What is expected
Your task is to copy the listing exactly. Drop any pictures from the copy.

Records for this exercise

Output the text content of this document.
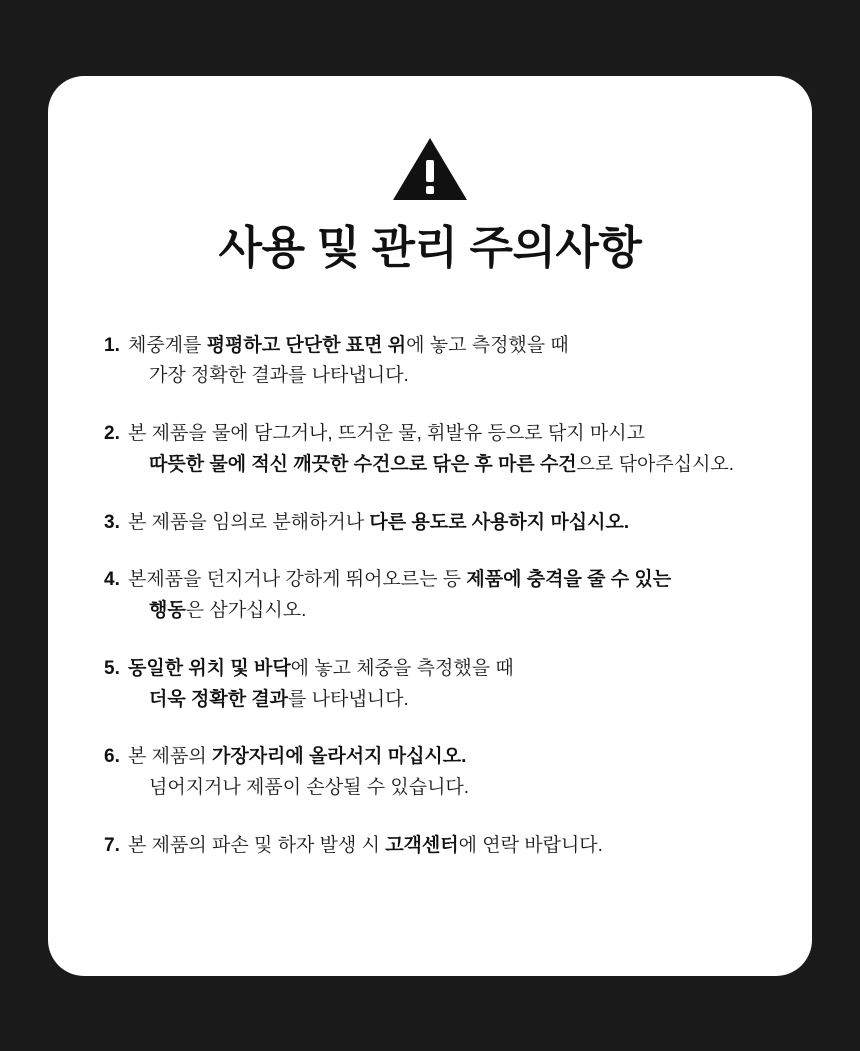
사용 및 관리 주의사항
1. 체중계를 평평하고 단단한 표면 위에 놓고 측정했을 때
가장 정확한 결과를 나타냅니다.
2. 본 제품을 물에 담그거나, 뜨거운 물, 휘발유 등으로 닦지 마시고
따뜻한 물에 적신 깨끗한 수건으로 닦은 후 마른 수건으로 닦아주십시오.
3. 본 제품을 임의로 분해하거나 다른 용도로 사용하지 마십시오.
4. 본제품을 던지거나 강하게 뛰어오르는 등 제품에 충격을 줄 수 있는
행동은 삼가십시오.
5. 동일한 위치 및 바닥에 놓고 체중을 측정했을 때
더욱 정확한 결과를 나타냅니다.
6. 본 제품의 가장자리에 올라서지 마십시오.
넘어지거나 제품이 손상될 수 있습니다.
7. 본 제품의 파손 및 하자 발생 시 고객센터에 연락 바랍니다.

Complete output
Output the text content of this document.
사용 및 관리 주의사항
1. 체중계를 평평하고 단단한 표면 위에 놓고 측정했을 때
가장 정확한 결과를 나타냅니다.
2. 본 제품을 물에 담그거나, 뜨거운 물, 휘발유 등으로 닦지 마시고
따뜻한 물에 적신 깨끗한 수건으로 닦은 후 마른 수건으로 닦아주십시오.
3. 본 제품을 임의로 분해하거나 다른 용도로 사용하지 마십시오.
4. 본제품을 던지거나 강하게 뛰어오르는 등 제품에 충격을 줄 수 있는
행동은 삼가십시오.
5. 동일한 위치 및 바닥에 놓고 체중을 측정했을 때
더욱 정확한 결과를 나타냅니다.
6. 본 제품의 가장자리에 올라서지 마십시오.
넘어지거나 제품이 손상될 수 있습니다.
7. 본 제품의 파손 및 하자 발생 시 고객센터에 연락 바랍니다.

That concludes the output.